╭─ Material for this exercise
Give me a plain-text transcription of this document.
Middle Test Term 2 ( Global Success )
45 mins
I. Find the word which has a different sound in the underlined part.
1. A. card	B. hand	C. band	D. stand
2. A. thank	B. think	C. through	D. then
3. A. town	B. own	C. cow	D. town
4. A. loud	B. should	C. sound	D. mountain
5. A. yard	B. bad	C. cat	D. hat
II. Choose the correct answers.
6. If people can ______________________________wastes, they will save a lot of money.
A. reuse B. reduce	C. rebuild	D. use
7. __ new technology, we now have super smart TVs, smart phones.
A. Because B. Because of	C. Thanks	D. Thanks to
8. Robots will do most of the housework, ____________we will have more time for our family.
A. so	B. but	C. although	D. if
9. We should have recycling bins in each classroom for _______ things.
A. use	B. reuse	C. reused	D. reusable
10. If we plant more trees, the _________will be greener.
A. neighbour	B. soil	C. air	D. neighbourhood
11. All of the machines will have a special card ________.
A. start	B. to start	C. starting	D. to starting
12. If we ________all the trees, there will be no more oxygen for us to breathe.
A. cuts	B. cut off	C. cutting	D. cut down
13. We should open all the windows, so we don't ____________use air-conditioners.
╰─
● Challenge: Please repeat the listing exactly, with nothing left out.

● Finished exercise:
Give me a plain-text transcription of this document.
Middle Test Term 2 ( Global Success )
45 mins
I. Find the word which has a different sound in the underlined part.
1. A. card	B. hand	C. band	D. stand
2. A. thank	B. think	C. through	D. then
3. A. town	B. own	C. cow	D. town
4. A. loud	B. should	C. sound	D. mountain
5. A. yard	B. bad	C. cat	D. hat
II. Choose the correct answers.
6. If people can ______________________________wastes, they will save a lot of money.
A. reuse B. reduce	C. rebuild	D. use
7. __ new technology, we now have super smart TVs, smart phones.
A. Because B. Because of	C. Thanks	D. Thanks to
8. Robots will do most of the housework, ____________we will have more time for our family.
A. so	B. but	C. although	D. if
9. We should have recycling bins in each classroom for _______ things.
A. use	B. reuse	C. reused	D. reusable
10. If we plant more trees, the _________will be greener.
A. neighbour	B. soil	C. air	D. neighbourhood
11. All of the machines will have a special card ________.
A. start	B. to start	C. starting	D. to starting
12. If we ________all the trees, there will be no more oxygen for us to breathe.
A. cuts	B. cut off	C. cutting	D. cut down
13. We should open all the windows, so we don't ____________use air-conditioners.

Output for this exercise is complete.